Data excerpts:

********

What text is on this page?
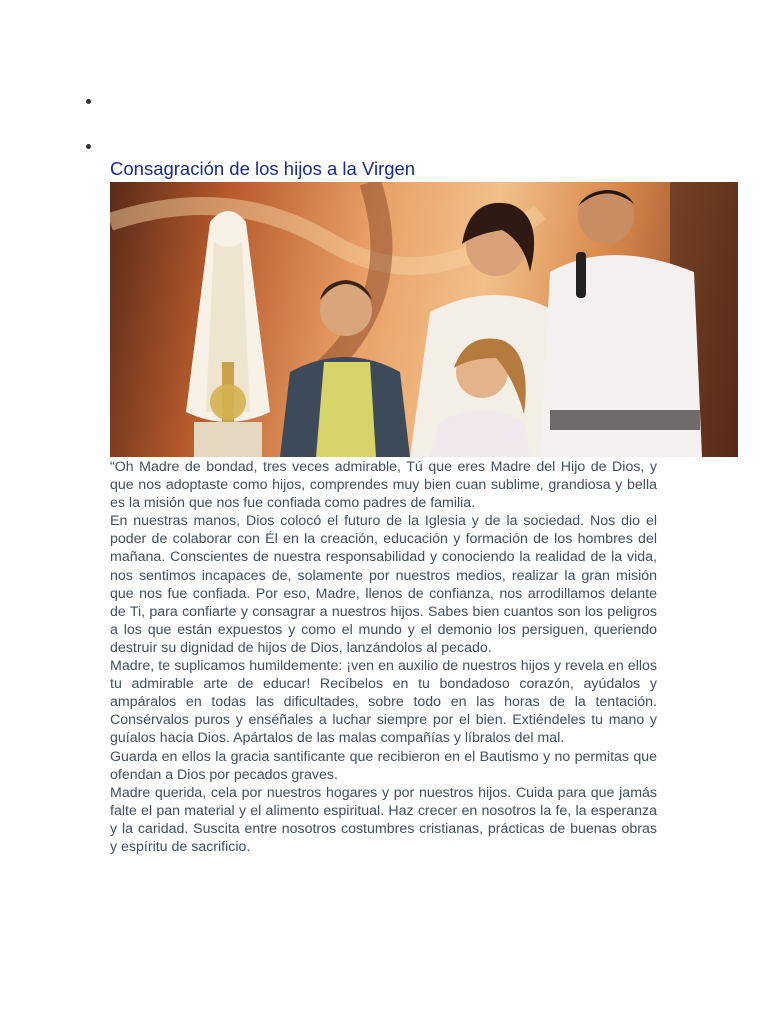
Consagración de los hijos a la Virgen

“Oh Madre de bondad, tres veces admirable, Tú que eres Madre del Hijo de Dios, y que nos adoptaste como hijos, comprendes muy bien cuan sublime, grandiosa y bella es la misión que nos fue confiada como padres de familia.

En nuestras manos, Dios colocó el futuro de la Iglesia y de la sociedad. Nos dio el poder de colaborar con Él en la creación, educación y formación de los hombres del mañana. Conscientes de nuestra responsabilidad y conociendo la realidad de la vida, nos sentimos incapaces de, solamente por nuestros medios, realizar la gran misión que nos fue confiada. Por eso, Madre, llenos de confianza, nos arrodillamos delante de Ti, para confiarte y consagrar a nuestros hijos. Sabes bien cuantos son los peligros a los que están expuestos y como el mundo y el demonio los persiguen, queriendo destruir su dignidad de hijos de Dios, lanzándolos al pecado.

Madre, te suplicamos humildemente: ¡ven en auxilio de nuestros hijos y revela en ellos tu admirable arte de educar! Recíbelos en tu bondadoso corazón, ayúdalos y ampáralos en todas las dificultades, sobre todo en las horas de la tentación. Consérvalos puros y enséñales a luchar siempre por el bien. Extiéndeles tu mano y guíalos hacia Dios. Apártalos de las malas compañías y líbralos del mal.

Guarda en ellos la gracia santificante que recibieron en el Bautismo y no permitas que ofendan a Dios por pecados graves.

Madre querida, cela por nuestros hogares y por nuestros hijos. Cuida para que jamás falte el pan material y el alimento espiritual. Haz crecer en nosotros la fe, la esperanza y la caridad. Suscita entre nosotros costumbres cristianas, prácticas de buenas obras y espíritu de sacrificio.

********

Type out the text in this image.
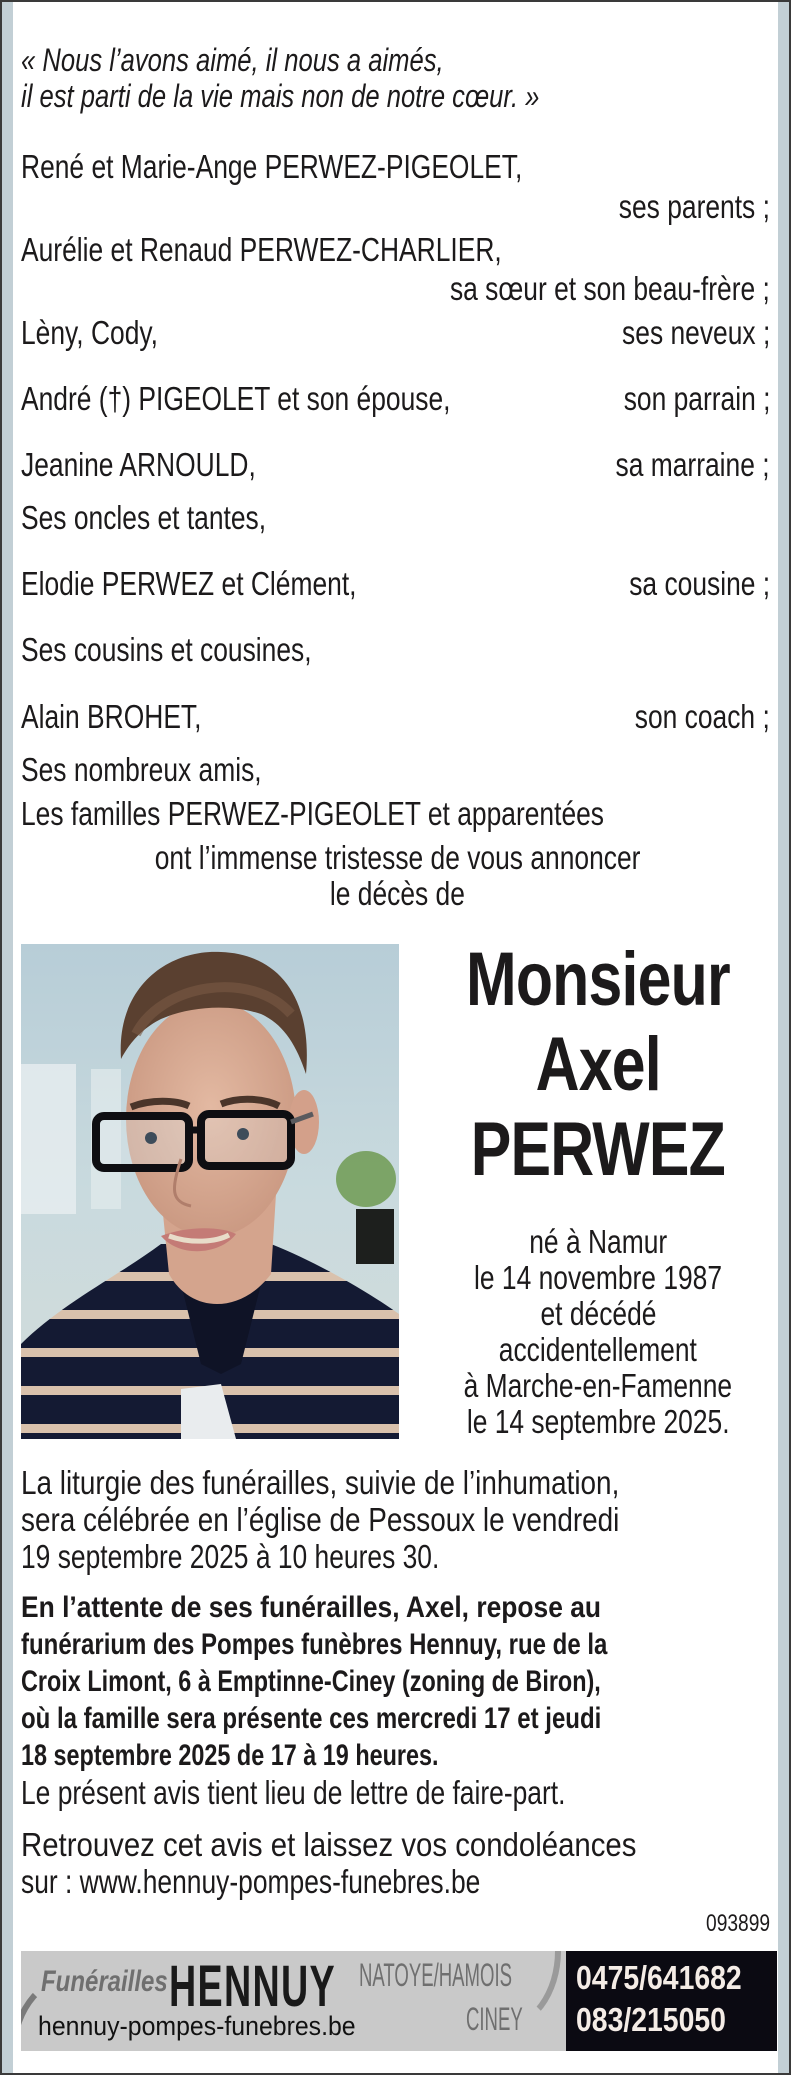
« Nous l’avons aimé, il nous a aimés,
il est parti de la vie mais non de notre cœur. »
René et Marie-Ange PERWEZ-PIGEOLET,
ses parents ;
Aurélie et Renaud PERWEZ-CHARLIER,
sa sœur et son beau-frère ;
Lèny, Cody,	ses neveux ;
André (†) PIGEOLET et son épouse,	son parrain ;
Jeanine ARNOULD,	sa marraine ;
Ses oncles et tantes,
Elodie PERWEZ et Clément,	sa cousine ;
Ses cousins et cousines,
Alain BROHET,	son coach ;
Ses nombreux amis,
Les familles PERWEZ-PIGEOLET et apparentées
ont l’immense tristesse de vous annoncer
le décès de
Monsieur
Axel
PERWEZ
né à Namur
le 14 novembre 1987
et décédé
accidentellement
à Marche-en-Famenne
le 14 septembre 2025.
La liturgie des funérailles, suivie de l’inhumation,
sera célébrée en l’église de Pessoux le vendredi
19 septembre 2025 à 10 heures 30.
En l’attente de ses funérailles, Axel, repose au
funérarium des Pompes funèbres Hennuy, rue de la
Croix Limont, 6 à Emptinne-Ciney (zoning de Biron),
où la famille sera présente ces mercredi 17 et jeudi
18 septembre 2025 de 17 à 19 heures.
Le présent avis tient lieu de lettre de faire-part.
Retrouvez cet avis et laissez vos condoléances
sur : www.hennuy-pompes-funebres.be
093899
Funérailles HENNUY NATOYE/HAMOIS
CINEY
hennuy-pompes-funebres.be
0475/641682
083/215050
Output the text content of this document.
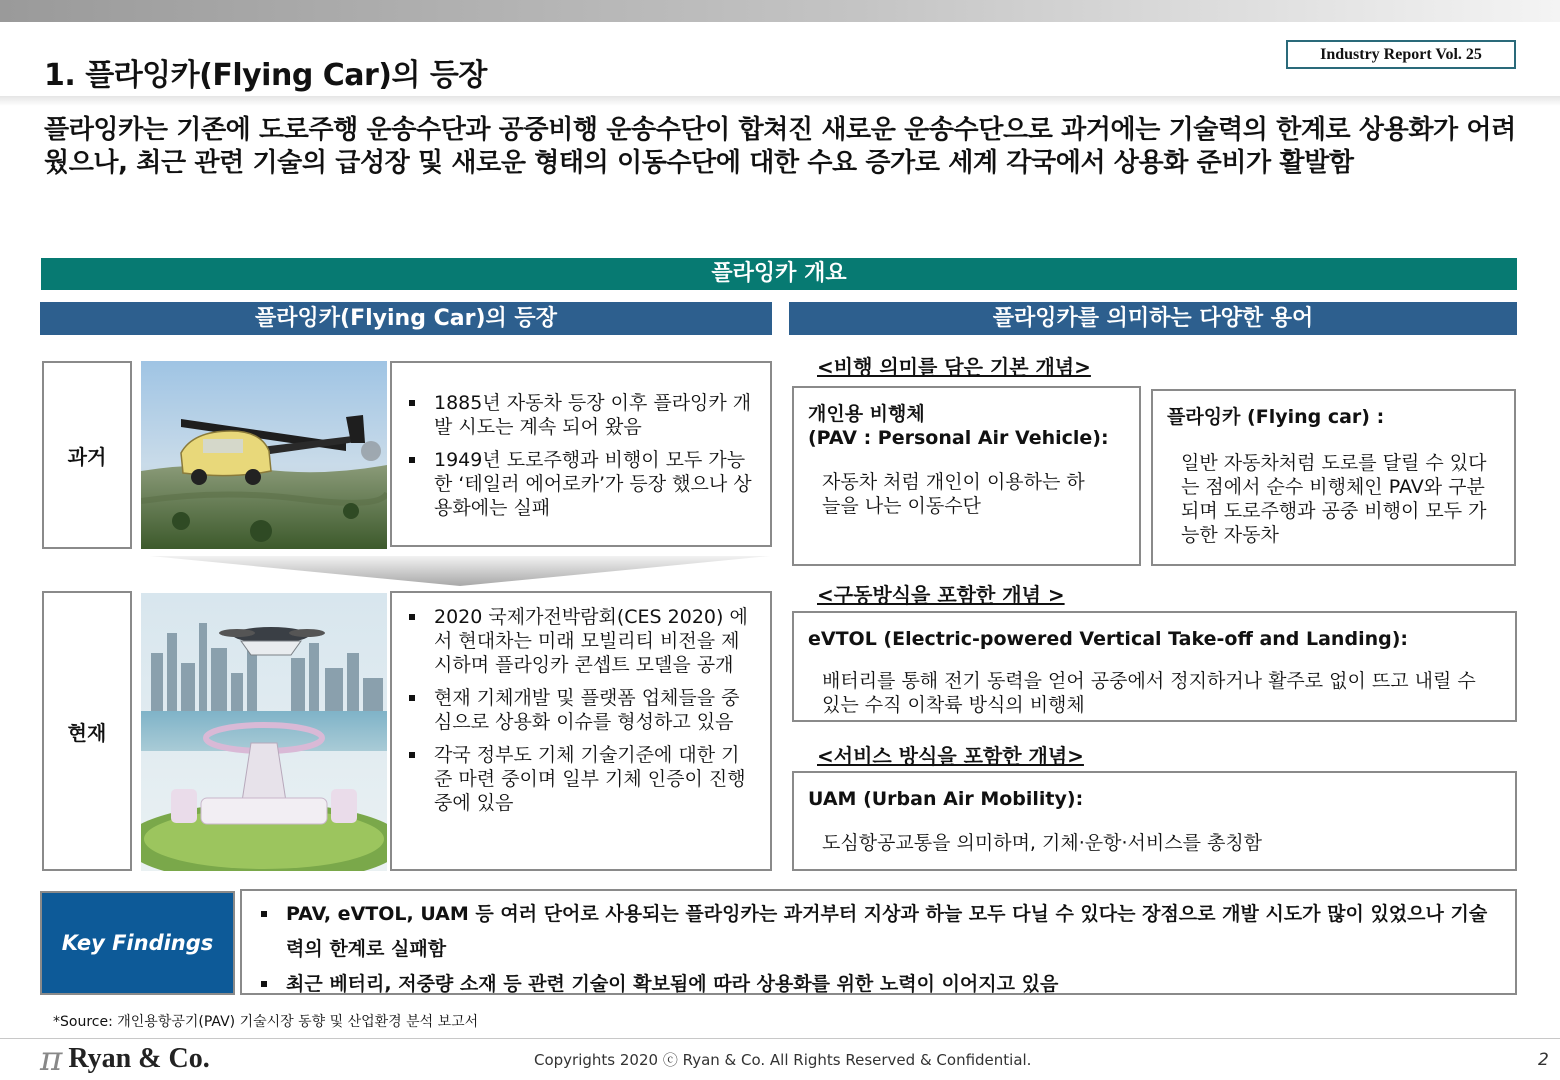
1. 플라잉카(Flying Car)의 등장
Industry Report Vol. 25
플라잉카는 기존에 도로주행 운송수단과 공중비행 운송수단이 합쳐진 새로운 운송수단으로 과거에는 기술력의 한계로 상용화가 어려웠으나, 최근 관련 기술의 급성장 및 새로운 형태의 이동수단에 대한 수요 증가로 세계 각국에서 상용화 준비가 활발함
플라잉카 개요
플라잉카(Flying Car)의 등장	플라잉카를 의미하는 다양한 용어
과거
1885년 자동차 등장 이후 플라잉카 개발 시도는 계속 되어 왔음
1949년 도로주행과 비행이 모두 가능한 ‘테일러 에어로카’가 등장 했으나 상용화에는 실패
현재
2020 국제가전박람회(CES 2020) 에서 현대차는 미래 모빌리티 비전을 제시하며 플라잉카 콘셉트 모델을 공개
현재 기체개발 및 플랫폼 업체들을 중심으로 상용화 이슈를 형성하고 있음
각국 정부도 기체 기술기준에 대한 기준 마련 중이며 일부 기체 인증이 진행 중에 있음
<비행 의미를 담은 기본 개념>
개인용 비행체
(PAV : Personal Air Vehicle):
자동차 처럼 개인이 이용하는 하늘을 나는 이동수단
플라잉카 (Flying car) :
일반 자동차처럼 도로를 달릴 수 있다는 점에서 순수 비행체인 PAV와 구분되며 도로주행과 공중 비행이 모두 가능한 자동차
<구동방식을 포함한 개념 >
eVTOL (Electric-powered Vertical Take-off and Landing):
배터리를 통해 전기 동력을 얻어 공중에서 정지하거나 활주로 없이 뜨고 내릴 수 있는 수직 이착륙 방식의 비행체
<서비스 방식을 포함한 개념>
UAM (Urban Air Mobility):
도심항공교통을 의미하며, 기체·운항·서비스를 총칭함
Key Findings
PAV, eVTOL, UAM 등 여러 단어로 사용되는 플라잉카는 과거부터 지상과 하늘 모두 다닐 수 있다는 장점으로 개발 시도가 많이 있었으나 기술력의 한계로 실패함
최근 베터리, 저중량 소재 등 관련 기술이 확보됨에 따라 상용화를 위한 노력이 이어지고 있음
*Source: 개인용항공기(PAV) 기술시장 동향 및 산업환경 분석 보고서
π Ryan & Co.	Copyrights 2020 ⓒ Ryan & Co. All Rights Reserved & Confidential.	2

********

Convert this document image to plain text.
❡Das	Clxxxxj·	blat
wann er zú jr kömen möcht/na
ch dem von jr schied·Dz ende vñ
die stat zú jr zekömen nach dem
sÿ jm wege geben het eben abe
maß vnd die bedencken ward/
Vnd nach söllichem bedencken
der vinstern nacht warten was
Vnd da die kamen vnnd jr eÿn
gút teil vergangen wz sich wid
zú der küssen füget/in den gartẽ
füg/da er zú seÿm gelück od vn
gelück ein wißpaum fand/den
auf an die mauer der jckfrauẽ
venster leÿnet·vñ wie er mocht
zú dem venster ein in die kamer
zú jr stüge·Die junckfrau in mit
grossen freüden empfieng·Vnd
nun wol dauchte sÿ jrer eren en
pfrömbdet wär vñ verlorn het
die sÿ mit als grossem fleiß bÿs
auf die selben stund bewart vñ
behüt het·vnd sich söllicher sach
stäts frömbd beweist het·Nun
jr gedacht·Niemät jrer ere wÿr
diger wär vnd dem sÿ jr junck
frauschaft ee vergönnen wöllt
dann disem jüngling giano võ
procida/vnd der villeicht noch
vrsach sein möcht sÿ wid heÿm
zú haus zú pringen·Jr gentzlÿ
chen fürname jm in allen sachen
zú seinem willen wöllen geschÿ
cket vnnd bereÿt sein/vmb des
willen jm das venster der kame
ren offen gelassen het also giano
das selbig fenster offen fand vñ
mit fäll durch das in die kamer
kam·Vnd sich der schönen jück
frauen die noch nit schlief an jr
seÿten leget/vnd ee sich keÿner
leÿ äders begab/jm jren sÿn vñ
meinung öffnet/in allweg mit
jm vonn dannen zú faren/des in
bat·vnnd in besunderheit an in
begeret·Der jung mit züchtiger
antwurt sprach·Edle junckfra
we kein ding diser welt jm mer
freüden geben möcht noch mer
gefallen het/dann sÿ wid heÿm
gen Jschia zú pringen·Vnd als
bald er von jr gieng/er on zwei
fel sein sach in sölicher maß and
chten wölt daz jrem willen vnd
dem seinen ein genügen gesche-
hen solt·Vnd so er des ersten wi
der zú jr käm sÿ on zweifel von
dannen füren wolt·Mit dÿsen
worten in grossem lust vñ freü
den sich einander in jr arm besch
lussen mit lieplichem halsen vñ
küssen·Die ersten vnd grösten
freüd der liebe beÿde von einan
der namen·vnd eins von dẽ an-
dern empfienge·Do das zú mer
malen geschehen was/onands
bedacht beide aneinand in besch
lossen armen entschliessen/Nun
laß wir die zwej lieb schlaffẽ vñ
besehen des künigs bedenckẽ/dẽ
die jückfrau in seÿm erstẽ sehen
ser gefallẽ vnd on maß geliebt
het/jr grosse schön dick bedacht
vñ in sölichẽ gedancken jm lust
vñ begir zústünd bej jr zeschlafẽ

********

Give only the number of lines in the entries above that hold the string "eVTOL".

2